### DIRECTIONS
Reproduce the listing word for word, leaving every picture behind.

(Figure record extracts)
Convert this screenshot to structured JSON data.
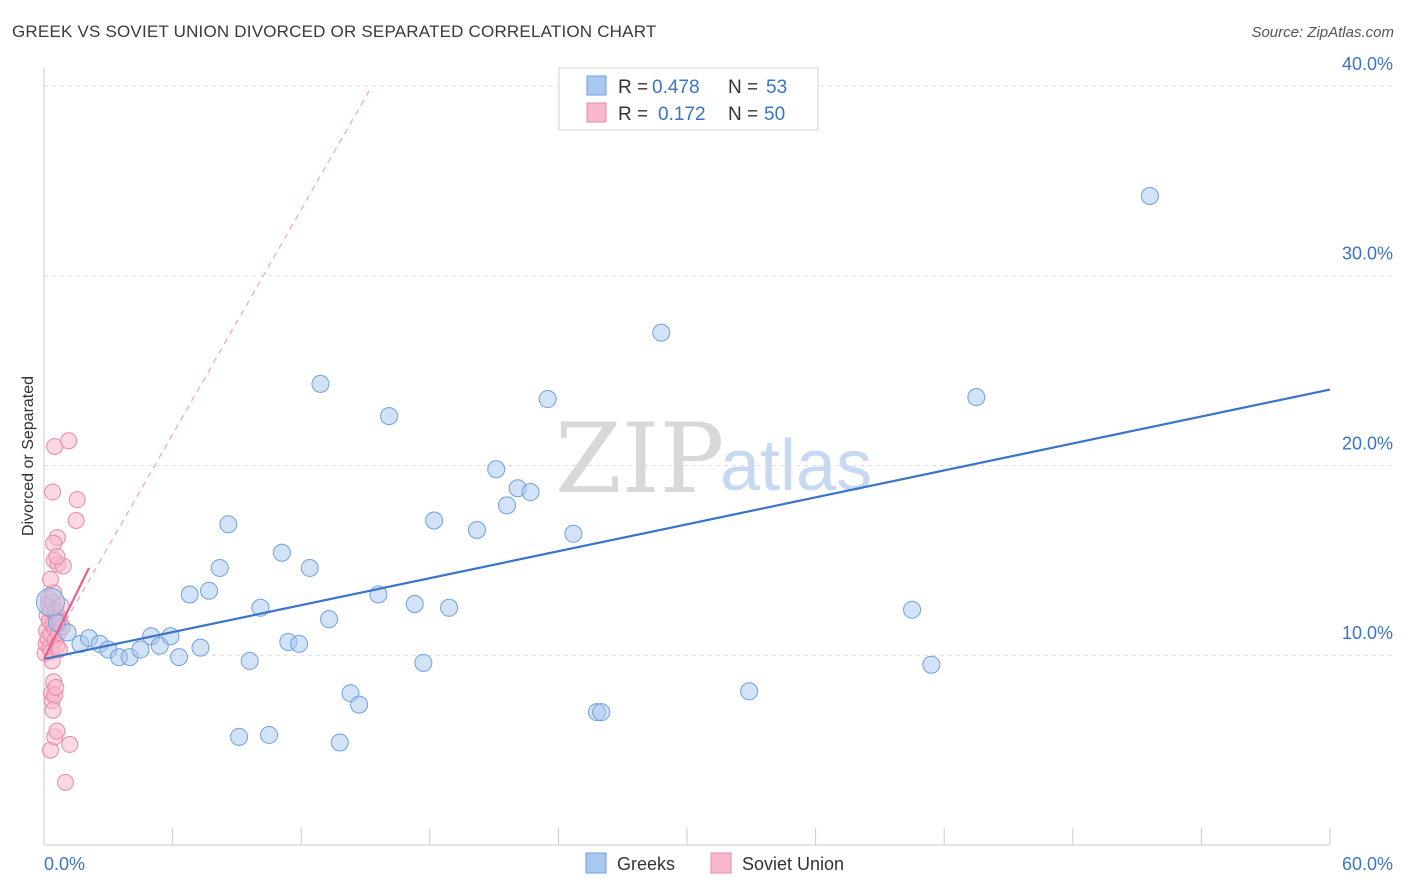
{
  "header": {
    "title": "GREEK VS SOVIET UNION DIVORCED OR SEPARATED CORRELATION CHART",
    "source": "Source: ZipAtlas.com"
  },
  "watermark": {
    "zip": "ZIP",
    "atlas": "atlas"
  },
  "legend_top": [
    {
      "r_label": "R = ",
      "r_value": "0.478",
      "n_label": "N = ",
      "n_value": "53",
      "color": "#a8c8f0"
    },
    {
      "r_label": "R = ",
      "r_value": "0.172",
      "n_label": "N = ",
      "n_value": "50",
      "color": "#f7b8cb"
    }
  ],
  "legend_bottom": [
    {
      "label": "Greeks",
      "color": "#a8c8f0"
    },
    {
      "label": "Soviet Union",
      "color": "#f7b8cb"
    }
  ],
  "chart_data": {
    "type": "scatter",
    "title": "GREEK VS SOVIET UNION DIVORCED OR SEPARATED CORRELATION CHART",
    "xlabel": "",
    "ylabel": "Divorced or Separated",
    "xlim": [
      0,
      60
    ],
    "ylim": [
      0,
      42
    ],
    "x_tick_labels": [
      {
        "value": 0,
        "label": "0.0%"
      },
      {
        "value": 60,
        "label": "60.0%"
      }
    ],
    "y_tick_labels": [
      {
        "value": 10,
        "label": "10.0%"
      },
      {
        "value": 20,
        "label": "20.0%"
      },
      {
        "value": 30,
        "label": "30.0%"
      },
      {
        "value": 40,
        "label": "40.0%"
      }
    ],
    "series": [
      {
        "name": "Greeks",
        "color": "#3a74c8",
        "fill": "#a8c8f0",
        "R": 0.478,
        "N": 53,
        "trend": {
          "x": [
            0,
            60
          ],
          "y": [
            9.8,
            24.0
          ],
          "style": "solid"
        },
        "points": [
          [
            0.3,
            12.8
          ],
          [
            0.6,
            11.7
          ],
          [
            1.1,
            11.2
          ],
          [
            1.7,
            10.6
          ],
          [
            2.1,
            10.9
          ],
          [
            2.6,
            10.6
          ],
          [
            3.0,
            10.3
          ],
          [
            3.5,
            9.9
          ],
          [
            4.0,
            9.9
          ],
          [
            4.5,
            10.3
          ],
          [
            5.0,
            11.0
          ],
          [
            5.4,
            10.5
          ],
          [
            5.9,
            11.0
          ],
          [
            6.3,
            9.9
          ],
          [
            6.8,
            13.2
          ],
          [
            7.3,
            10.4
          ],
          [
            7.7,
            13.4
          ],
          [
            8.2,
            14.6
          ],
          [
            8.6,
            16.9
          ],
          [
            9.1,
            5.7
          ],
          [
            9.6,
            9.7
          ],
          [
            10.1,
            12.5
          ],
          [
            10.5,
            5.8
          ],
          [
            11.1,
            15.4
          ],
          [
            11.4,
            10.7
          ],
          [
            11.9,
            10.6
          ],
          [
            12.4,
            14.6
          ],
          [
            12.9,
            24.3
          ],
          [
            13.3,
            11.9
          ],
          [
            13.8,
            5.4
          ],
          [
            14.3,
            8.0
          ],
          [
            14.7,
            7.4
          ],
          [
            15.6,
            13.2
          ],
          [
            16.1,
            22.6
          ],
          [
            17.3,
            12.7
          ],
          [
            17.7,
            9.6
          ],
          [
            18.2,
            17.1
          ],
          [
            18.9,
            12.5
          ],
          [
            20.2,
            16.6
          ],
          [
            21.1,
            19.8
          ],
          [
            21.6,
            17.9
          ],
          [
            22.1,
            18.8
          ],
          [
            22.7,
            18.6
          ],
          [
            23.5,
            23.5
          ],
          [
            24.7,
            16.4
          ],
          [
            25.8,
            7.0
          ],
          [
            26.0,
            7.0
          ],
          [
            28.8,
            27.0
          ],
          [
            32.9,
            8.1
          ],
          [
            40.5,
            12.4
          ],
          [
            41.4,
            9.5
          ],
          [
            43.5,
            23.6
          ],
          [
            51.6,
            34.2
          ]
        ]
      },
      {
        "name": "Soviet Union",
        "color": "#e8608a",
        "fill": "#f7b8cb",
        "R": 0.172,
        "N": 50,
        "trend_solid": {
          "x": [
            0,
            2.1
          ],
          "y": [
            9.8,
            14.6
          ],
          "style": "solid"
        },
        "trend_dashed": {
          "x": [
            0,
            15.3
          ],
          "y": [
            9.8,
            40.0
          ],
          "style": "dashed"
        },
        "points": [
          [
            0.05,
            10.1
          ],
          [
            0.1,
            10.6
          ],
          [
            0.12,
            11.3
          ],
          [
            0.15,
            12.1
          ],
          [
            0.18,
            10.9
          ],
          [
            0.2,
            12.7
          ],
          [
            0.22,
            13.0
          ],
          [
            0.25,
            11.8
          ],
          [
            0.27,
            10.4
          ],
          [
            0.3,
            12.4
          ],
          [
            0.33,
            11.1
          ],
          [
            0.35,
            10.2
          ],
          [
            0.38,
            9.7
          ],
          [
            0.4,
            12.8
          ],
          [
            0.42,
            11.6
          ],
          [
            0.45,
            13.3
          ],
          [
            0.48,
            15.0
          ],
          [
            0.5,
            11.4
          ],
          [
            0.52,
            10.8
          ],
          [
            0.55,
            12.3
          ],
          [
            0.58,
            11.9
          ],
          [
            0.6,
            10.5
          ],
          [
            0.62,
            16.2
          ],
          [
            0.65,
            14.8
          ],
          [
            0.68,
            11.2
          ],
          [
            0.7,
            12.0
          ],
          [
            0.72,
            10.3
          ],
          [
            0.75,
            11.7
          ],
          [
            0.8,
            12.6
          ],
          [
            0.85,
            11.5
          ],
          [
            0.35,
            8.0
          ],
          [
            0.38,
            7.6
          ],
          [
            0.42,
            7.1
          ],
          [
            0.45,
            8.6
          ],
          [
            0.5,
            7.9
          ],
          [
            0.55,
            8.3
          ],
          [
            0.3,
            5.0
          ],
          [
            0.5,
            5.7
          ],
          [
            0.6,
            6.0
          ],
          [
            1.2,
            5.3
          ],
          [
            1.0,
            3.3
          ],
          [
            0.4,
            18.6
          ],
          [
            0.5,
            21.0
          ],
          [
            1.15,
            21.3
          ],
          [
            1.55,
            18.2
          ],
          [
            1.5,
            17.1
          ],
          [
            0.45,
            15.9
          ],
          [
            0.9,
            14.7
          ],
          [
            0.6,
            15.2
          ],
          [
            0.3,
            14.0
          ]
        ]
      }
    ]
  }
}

### FINAL RESULT
Convert this screenshot to structured JSON data.
{
  "header": {
    "title": "GREEK VS SOVIET UNION DIVORCED OR SEPARATED CORRELATION CHART",
    "source": "Source: ZipAtlas.com"
  },
  "watermark": {
    "zip": "ZIP",
    "atlas": "atlas"
  },
  "legend_top": [
    {
      "r_label": "R = ",
      "r_value": "0.478",
      "n_label": "N = ",
      "n_value": "53",
      "color": "#a8c8f0"
    },
    {
      "r_label": "R = ",
      "r_value": "0.172",
      "n_label": "N = ",
      "n_value": "50",
      "color": "#f7b8cb"
    }
  ],
  "legend_bottom": [
    {
      "label": "Greeks",
      "color": "#a8c8f0"
    },
    {
      "label": "Soviet Union",
      "color": "#f7b8cb"
    }
  ],
  "chart_data": {
    "type": "scatter",
    "title": "GREEK VS SOVIET UNION DIVORCED OR SEPARATED CORRELATION CHART",
    "xlabel": "",
    "ylabel": "Divorced or Separated",
    "xlim": [
      0,
      60
    ],
    "ylim": [
      0,
      42
    ],
    "x_tick_labels": [
      {
        "value": 0,
        "label": "0.0%"
      },
      {
        "value": 60,
        "label": "60.0%"
      }
    ],
    "y_tick_labels": [
      {
        "value": 10,
        "label": "10.0%"
      },
      {
        "value": 20,
        "label": "20.0%"
      },
      {
        "value": 30,
        "label": "30.0%"
      },
      {
        "value": 40,
        "label": "40.0%"
      }
    ],
    "series": [
      {
        "name": "Greeks",
        "color": "#3a74c8",
        "fill": "#a8c8f0",
        "R": 0.478,
        "N": 53,
        "trend": {
          "x": [
            0,
            60
          ],
          "y": [
            9.8,
            24.0
          ],
          "style": "solid"
        },
        "points": [
          [
            0.3,
            12.8
          ],
          [
            0.6,
            11.7
          ],
          [
            1.1,
            11.2
          ],
          [
            1.7,
            10.6
          ],
          [
            2.1,
            10.9
          ],
          [
            2.6,
            10.6
          ],
          [
            3.0,
            10.3
          ],
          [
            3.5,
            9.9
          ],
          [
            4.0,
            9.9
          ],
          [
            4.5,
            10.3
          ],
          [
            5.0,
            11.0
          ],
          [
            5.4,
            10.5
          ],
          [
            5.9,
            11.0
          ],
          [
            6.3,
            9.9
          ],
          [
            6.8,
            13.2
          ],
          [
            7.3,
            10.4
          ],
          [
            7.7,
            13.4
          ],
          [
            8.2,
            14.6
          ],
          [
            8.6,
            16.9
          ],
          [
            9.1,
            5.7
          ],
          [
            9.6,
            9.7
          ],
          [
            10.1,
            12.5
          ],
          [
            10.5,
            5.8
          ],
          [
            11.1,
            15.4
          ],
          [
            11.4,
            10.7
          ],
          [
            11.9,
            10.6
          ],
          [
            12.4,
            14.6
          ],
          [
            12.9,
            24.3
          ],
          [
            13.3,
            11.9
          ],
          [
            13.8,
            5.4
          ],
          [
            14.3,
            8.0
          ],
          [
            14.7,
            7.4
          ],
          [
            15.6,
            13.2
          ],
          [
            16.1,
            22.6
          ],
          [
            17.3,
            12.7
          ],
          [
            17.7,
            9.6
          ],
          [
            18.2,
            17.1
          ],
          [
            18.9,
            12.5
          ],
          [
            20.2,
            16.6
          ],
          [
            21.1,
            19.8
          ],
          [
            21.6,
            17.9
          ],
          [
            22.1,
            18.8
          ],
          [
            22.7,
            18.6
          ],
          [
            23.5,
            23.5
          ],
          [
            24.7,
            16.4
          ],
          [
            25.8,
            7.0
          ],
          [
            26.0,
            7.0
          ],
          [
            28.8,
            27.0
          ],
          [
            32.9,
            8.1
          ],
          [
            40.5,
            12.4
          ],
          [
            41.4,
            9.5
          ],
          [
            43.5,
            23.6
          ],
          [
            51.6,
            34.2
          ]
        ]
      },
      {
        "name": "Soviet Union",
        "color": "#e8608a",
        "fill": "#f7b8cb",
        "R": 0.172,
        "N": 50,
        "trend_solid": {
          "x": [
            0,
            2.1
          ],
          "y": [
            9.8,
            14.6
          ],
          "style": "solid"
        },
        "trend_dashed": {
          "x": [
            0,
            15.3
          ],
          "y": [
            9.8,
            40.0
          ],
          "style": "dashed"
        },
        "points": [
          [
            0.05,
            10.1
          ],
          [
            0.1,
            10.6
          ],
          [
            0.12,
            11.3
          ],
          [
            0.15,
            12.1
          ],
          [
            0.18,
            10.9
          ],
          [
            0.2,
            12.7
          ],
          [
            0.22,
            13.0
          ],
          [
            0.25,
            11.8
          ],
          [
            0.27,
            10.4
          ],
          [
            0.3,
            12.4
          ],
          [
            0.33,
            11.1
          ],
          [
            0.35,
            10.2
          ],
          [
            0.38,
            9.7
          ],
          [
            0.4,
            12.8
          ],
          [
            0.42,
            11.6
          ],
          [
            0.45,
            13.3
          ],
          [
            0.48,
            15.0
          ],
          [
            0.5,
            11.4
          ],
          [
            0.52,
            10.8
          ],
          [
            0.55,
            12.3
          ],
          [
            0.58,
            11.9
          ],
          [
            0.6,
            10.5
          ],
          [
            0.62,
            16.2
          ],
          [
            0.65,
            14.8
          ],
          [
            0.68,
            11.2
          ],
          [
            0.7,
            12.0
          ],
          [
            0.72,
            10.3
          ],
          [
            0.75,
            11.7
          ],
          [
            0.8,
            12.6
          ],
          [
            0.85,
            11.5
          ],
          [
            0.35,
            8.0
          ],
          [
            0.38,
            7.6
          ],
          [
            0.42,
            7.1
          ],
          [
            0.45,
            8.6
          ],
          [
            0.5,
            7.9
          ],
          [
            0.55,
            8.3
          ],
          [
            0.3,
            5.0
          ],
          [
            0.5,
            5.7
          ],
          [
            0.6,
            6.0
          ],
          [
            1.2,
            5.3
          ],
          [
            1.0,
            3.3
          ],
          [
            0.4,
            18.6
          ],
          [
            0.5,
            21.0
          ],
          [
            1.15,
            21.3
          ],
          [
            1.55,
            18.2
          ],
          [
            1.5,
            17.1
          ],
          [
            0.45,
            15.9
          ],
          [
            0.9,
            14.7
          ],
          [
            0.6,
            15.2
          ],
          [
            0.3,
            14.0
          ]
        ]
      }
    ]
  }
}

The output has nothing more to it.